Direction
Write out every entry exactly as given, but omit the pictures.

Input data
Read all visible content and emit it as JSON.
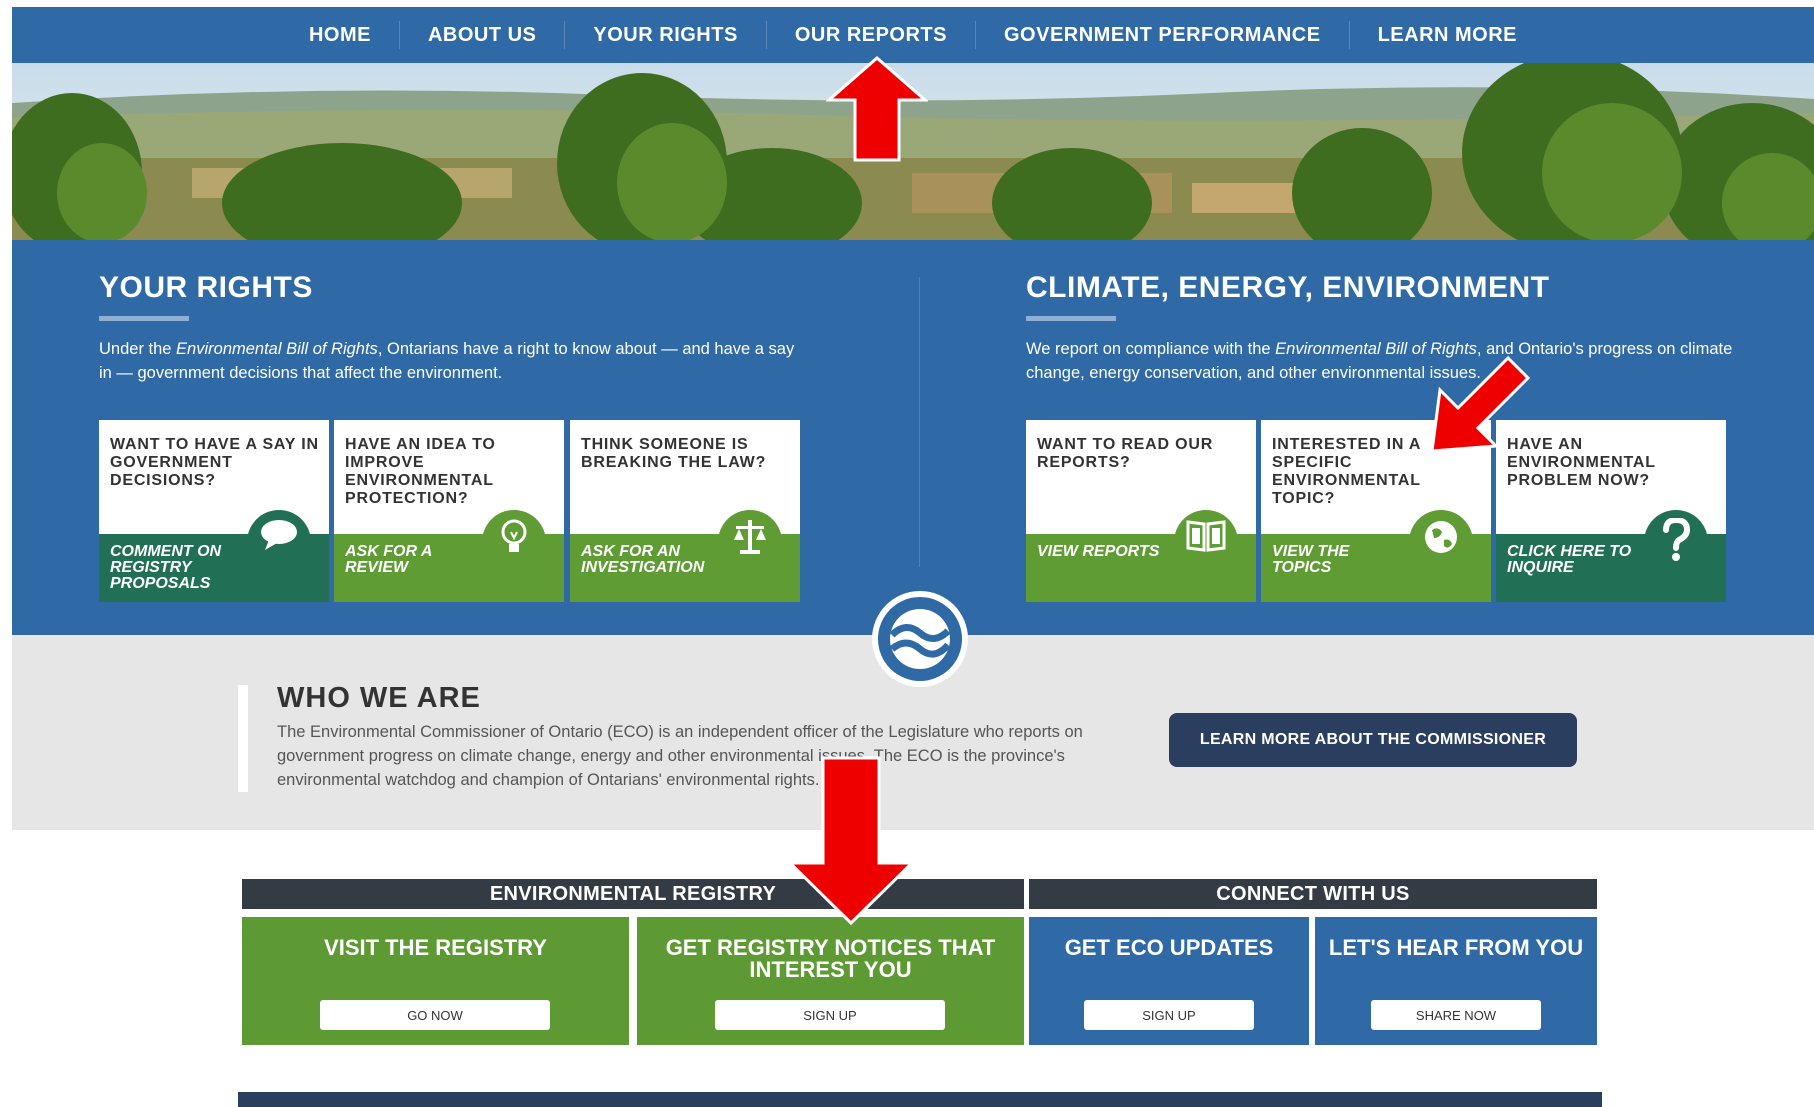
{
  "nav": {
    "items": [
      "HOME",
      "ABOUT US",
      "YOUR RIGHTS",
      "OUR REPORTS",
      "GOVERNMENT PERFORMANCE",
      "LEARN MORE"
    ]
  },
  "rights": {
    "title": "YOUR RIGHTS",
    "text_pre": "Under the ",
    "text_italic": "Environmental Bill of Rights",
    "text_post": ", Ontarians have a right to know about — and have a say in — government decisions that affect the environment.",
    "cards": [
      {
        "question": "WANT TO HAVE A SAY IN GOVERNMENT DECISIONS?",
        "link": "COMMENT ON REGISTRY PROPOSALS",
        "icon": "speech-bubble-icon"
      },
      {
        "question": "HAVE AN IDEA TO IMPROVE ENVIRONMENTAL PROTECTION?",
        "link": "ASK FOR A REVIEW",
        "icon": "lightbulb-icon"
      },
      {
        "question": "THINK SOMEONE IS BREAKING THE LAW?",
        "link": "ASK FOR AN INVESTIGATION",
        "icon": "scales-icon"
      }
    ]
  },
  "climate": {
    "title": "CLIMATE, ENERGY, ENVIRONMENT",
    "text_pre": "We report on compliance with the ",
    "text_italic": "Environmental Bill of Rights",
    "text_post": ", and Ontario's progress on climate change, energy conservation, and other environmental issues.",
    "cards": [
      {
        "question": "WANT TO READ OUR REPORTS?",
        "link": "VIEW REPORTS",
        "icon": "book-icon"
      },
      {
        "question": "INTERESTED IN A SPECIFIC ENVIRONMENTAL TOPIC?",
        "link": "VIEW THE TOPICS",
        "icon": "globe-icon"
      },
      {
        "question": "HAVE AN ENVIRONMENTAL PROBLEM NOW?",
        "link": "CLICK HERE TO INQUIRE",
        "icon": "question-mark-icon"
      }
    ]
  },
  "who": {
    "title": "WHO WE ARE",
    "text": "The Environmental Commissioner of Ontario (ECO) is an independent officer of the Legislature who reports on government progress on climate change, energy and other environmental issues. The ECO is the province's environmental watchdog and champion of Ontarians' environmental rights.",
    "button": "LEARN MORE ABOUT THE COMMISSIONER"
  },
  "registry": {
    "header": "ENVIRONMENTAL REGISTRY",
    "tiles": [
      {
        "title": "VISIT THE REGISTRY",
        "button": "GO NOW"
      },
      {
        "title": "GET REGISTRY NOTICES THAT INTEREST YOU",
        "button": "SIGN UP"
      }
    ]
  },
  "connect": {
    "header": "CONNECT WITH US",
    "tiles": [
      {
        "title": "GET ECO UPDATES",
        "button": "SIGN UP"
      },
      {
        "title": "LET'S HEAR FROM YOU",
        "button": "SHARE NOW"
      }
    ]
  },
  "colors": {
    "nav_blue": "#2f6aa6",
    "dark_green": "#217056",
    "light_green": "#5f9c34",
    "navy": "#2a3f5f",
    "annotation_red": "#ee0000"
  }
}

Result
Read all visible content and emit it as JSON.
{
  "nav": {
    "items": [
      "HOME",
      "ABOUT US",
      "YOUR RIGHTS",
      "OUR REPORTS",
      "GOVERNMENT PERFORMANCE",
      "LEARN MORE"
    ]
  },
  "rights": {
    "title": "YOUR RIGHTS",
    "text_pre": "Under the ",
    "text_italic": "Environmental Bill of Rights",
    "text_post": ", Ontarians have a right to know about — and have a say in — government decisions that affect the environment.",
    "cards": [
      {
        "question": "WANT TO HAVE A SAY IN GOVERNMENT DECISIONS?",
        "link": "COMMENT ON REGISTRY PROPOSALS",
        "icon": "speech-bubble-icon"
      },
      {
        "question": "HAVE AN IDEA TO IMPROVE ENVIRONMENTAL PROTECTION?",
        "link": "ASK FOR A REVIEW",
        "icon": "lightbulb-icon"
      },
      {
        "question": "THINK SOMEONE IS BREAKING THE LAW?",
        "link": "ASK FOR AN INVESTIGATION",
        "icon": "scales-icon"
      }
    ]
  },
  "climate": {
    "title": "CLIMATE, ENERGY, ENVIRONMENT",
    "text_pre": "We report on compliance with the ",
    "text_italic": "Environmental Bill of Rights",
    "text_post": ", and Ontario's progress on climate change, energy conservation, and other environmental issues.",
    "cards": [
      {
        "question": "WANT TO READ OUR REPORTS?",
        "link": "VIEW REPORTS",
        "icon": "book-icon"
      },
      {
        "question": "INTERESTED IN A SPECIFIC ENVIRONMENTAL TOPIC?",
        "link": "VIEW THE TOPICS",
        "icon": "globe-icon"
      },
      {
        "question": "HAVE AN ENVIRONMENTAL PROBLEM NOW?",
        "link": "CLICK HERE TO INQUIRE",
        "icon": "question-mark-icon"
      }
    ]
  },
  "who": {
    "title": "WHO WE ARE",
    "text": "The Environmental Commissioner of Ontario (ECO) is an independent officer of the Legislature who reports on government progress on climate change, energy and other environmental issues. The ECO is the province's environmental watchdog and champion of Ontarians' environmental rights.",
    "button": "LEARN MORE ABOUT THE COMMISSIONER"
  },
  "registry": {
    "header": "ENVIRONMENTAL REGISTRY",
    "tiles": [
      {
        "title": "VISIT THE REGISTRY",
        "button": "GO NOW"
      },
      {
        "title": "GET REGISTRY NOTICES THAT INTEREST YOU",
        "button": "SIGN UP"
      }
    ]
  },
  "connect": {
    "header": "CONNECT WITH US",
    "tiles": [
      {
        "title": "GET ECO UPDATES",
        "button": "SIGN UP"
      },
      {
        "title": "LET'S HEAR FROM YOU",
        "button": "SHARE NOW"
      }
    ]
  },
  "colors": {
    "nav_blue": "#2f6aa6",
    "dark_green": "#217056",
    "light_green": "#5f9c34",
    "navy": "#2a3f5f",
    "annotation_red": "#ee0000"
  }
}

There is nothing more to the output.